▶ [The problem]: Give every line from the entries that contains "this".

▶ [Supplied records]:
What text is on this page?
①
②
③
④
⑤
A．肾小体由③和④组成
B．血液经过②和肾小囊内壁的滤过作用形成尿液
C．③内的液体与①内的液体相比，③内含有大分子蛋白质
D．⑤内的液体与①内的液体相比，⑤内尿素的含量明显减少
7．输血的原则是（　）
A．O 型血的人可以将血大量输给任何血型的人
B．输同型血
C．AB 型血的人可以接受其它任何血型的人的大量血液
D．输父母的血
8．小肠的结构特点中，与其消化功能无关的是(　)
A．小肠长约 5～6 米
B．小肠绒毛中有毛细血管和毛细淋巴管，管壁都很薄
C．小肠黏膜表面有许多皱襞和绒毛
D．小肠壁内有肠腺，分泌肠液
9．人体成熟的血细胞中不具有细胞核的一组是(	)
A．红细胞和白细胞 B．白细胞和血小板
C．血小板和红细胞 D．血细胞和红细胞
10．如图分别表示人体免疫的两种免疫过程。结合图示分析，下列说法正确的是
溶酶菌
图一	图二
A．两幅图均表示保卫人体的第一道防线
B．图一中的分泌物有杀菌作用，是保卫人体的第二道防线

...

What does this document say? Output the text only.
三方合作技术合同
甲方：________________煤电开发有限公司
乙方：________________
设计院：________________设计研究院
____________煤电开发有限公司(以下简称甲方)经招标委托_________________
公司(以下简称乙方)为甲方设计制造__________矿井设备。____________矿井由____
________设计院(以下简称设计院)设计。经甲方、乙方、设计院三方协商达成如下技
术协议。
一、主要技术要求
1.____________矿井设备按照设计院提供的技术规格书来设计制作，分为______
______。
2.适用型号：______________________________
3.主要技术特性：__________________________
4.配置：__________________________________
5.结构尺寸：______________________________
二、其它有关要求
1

▶ [Exercise result]:
What text is on this page?
What does this document say? Output the text only.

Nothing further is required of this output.